В какой-то мере пробелы, имеющиеся в наших представлениях об этом типе раннегреческого поселения, позволяет восполнить открытое сравнительно недавно (1960) городище Загора на о. Андрос, относящееся примерно к тому же времени, что и Смирна (IX—VIII вв. до н. э.).49 Здесь на небольшом (площадью приблизительно в 6,2 га) плато, защищенном с трех сторон крутыми обрывами, а с четвертой (восточной) стеной, было найдено 33 прямоугольных помещения различной величины. В южной части раскопа, где, по предположениям, археологов, должен был находиться центр поселения, обнаружен фундамент небольшого храма, стоявшего особняком в некотором отдалении от других построек. Расположенный напротив жилой комплекс, напоминающий в плане букву Н, возможно, был когда-то царским «дворцом». Такого мнения придерживается, например, Дреруп, который проводит довольно убедительные сопоставления отдельных частей этой постройки с основными элементами дворца Одиссея в его описании у Гомера.50 Особый интерес представляет центральное квадратное в плане помещение этого комплекса. Вдоль его стен были устроены каменные скамьи, на которых, очевидно, восседали царские сотрапезники во время пиршеств столь обычных в гомеровской поэзии. Если эта догадка в какой-то мере оправдана, то можно считать, что Загора дает нам первый и пока единственный образец постройки дворцового типа за весь гомеровский период.51 Основная часть поселка, расположенная к северу от дворца, представляет конгломерат жилых домов, построенных без всякой видимой системы, вплотную друг к другу, вследствие чего практически невозможно определить, где кончается один и начинается другой. В сущности это тот же самый ульевидный тип застройки, что и в Смирне, рассчитанный на размещение возможно большего числа годных для жилья помещений на крайне ограниченной площади. Различие между Загорой и Смирной вытекает лишь из разницы в местоположении этих двух поселений: если первое занимало надежно укрепленную самой природой возвышенность, и для того, чтобы обеспечить его обитателям полную безопасность, потребова-

23

лось лишь минимальное вмешательство человеческих рук (постройка стены на восточном краю поселка), то второе, находясь на открытом со всех сторон пологом мысу, нуждалось в более основательной системе оборонительных сооружений, каковой и стала опоясывающая весь город кирпичная стена с башнями и воротами.

ИСХОДНЫЕ ДАННЫЕ:
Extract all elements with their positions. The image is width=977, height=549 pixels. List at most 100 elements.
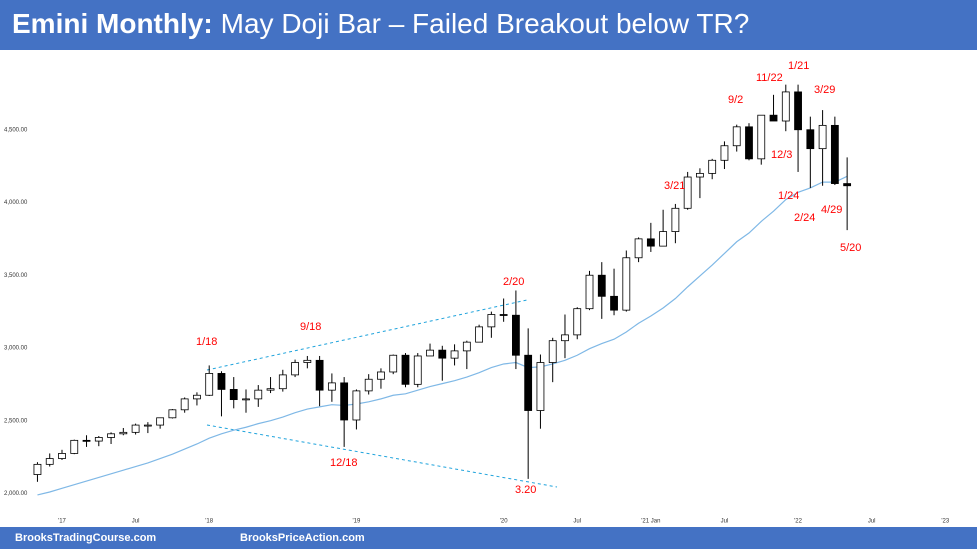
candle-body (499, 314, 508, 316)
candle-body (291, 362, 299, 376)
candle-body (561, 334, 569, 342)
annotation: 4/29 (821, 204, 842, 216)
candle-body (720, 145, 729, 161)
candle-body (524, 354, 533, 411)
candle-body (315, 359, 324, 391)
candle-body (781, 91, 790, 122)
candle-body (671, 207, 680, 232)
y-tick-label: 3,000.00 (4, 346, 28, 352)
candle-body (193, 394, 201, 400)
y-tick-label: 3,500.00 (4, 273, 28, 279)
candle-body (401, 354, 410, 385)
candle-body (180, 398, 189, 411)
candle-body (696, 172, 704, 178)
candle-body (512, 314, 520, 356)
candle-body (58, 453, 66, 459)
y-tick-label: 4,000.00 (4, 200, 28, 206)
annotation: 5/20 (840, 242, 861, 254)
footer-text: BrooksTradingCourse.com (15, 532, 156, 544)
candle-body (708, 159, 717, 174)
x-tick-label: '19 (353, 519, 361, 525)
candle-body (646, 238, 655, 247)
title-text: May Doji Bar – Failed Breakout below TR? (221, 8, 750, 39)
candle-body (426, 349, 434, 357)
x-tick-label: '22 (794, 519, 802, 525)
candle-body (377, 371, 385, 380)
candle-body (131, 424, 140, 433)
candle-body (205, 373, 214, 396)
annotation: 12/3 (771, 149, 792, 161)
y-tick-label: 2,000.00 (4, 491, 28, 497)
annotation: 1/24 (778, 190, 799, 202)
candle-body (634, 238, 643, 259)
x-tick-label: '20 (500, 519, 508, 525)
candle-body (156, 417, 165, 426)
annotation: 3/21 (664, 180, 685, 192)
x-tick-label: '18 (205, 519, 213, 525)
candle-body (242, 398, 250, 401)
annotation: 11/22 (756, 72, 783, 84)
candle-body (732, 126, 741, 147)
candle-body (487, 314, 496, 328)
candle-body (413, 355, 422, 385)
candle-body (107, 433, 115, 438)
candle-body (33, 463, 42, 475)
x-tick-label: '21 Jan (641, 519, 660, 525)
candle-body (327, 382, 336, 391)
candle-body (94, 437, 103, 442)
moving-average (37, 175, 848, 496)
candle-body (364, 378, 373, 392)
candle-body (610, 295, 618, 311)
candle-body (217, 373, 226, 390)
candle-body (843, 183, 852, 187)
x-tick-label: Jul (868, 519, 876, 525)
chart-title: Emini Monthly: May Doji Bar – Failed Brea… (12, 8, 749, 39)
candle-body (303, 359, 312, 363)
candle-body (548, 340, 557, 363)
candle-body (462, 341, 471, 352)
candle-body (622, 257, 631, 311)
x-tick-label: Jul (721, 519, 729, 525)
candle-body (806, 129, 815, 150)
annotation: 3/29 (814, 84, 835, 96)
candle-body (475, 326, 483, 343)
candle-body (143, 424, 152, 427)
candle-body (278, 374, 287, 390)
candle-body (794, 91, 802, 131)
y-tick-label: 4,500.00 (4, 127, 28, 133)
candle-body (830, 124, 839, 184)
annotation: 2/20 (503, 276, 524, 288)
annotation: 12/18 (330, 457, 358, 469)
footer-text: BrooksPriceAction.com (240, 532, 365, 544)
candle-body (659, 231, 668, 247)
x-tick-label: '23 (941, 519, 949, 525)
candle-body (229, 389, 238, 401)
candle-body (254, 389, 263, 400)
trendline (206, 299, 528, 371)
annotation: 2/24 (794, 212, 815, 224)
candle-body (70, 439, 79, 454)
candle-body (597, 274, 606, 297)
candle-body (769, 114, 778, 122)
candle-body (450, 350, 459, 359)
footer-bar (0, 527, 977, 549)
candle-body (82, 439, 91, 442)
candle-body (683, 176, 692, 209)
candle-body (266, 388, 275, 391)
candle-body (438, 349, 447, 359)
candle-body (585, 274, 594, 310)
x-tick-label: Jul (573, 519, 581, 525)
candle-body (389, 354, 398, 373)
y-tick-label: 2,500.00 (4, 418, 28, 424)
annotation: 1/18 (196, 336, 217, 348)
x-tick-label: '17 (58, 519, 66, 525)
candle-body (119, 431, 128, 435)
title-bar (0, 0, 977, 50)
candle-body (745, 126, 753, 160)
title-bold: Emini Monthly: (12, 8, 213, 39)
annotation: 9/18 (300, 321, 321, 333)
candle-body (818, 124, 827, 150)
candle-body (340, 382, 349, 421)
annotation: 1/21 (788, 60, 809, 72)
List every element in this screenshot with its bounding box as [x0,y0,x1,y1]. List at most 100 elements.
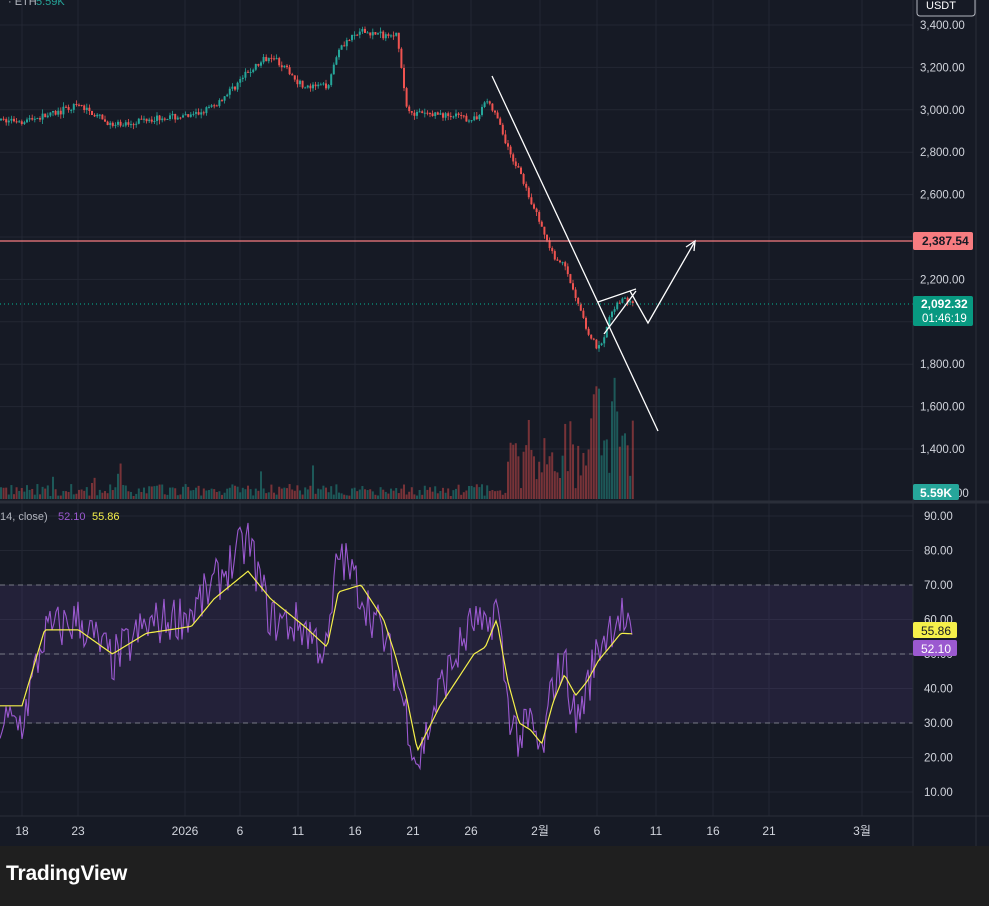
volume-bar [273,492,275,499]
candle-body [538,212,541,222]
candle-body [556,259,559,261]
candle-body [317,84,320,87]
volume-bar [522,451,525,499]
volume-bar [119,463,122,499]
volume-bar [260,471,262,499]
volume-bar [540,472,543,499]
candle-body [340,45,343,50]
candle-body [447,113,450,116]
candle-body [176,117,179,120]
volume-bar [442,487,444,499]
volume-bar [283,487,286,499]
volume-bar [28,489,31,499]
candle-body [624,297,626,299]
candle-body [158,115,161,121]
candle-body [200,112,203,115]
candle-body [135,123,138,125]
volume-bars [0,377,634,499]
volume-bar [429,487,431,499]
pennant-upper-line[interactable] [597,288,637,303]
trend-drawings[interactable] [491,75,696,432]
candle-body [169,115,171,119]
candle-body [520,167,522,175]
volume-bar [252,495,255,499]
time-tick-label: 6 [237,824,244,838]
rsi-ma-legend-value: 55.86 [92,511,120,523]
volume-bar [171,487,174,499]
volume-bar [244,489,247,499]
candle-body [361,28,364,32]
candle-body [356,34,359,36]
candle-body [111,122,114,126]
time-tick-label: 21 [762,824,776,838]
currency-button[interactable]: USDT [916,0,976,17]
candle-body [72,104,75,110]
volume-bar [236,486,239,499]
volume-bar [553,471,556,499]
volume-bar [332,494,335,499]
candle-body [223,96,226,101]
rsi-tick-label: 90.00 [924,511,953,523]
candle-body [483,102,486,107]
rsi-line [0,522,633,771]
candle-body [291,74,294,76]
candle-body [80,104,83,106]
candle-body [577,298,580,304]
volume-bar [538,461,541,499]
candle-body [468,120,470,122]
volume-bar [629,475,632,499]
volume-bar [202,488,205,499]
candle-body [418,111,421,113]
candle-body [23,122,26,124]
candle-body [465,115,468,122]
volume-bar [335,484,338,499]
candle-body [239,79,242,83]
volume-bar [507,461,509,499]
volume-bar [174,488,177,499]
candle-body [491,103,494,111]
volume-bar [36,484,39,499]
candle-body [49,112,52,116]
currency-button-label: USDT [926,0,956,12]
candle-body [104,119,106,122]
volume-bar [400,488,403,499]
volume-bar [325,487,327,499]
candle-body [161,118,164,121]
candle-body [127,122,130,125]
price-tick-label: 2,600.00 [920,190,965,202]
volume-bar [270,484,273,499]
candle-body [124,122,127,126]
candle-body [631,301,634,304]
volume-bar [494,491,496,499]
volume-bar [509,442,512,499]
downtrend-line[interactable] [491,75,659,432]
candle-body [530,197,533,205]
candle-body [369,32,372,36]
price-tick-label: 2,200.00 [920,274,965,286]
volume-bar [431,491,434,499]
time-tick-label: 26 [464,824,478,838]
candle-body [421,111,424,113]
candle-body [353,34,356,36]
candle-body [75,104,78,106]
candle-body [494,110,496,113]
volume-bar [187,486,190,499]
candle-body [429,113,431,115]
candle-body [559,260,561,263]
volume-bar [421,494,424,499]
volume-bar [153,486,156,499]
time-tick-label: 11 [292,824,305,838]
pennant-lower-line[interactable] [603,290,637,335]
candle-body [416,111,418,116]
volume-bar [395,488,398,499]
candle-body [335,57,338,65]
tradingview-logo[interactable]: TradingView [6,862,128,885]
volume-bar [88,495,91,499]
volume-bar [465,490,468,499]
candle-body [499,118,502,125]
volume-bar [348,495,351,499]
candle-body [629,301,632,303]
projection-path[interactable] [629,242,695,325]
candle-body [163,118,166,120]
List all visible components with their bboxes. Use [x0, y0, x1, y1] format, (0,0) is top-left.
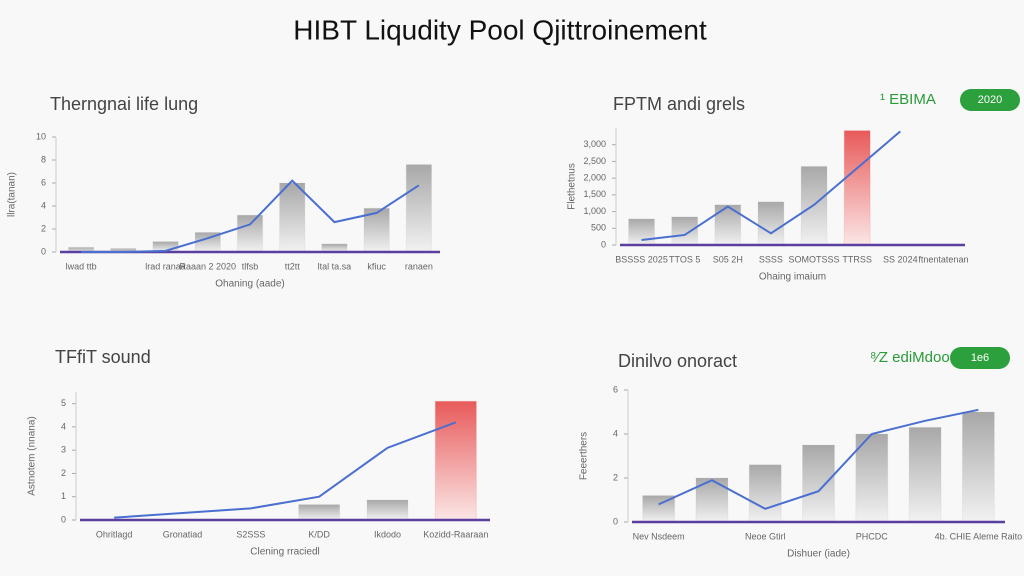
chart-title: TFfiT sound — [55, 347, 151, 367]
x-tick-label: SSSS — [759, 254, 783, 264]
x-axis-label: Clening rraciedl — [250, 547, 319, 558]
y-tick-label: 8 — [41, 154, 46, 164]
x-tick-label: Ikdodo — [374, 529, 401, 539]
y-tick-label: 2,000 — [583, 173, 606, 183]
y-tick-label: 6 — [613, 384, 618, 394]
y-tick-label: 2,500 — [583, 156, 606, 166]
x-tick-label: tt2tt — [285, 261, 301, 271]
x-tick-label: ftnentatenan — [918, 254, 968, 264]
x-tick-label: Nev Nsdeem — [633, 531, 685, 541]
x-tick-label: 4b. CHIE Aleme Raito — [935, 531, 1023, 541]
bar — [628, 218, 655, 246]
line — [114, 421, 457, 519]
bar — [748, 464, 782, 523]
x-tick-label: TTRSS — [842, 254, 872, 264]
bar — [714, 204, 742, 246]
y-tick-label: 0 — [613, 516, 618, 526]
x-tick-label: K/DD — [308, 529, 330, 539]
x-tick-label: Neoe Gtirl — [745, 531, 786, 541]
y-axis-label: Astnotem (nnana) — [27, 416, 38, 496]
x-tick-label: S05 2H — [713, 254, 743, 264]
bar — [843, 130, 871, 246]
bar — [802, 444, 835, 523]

ЗАДАНИЕ: Выпишите из текста о городище Загора фрагмент между словами «лось лишь минимальное» и «башнями и воротами.», включая их.

ОТВЕТ:
лось лишь минимальное вмешательство человеческих рук (постройка стены на восточном краю поселка), то второе, находясь на открытом со всех сторон пологом мысу, нуждалось в более основательной системе оборонительных сооружений, каковой и стала опоясывающая весь город кирпичная стена с башнями и воротами.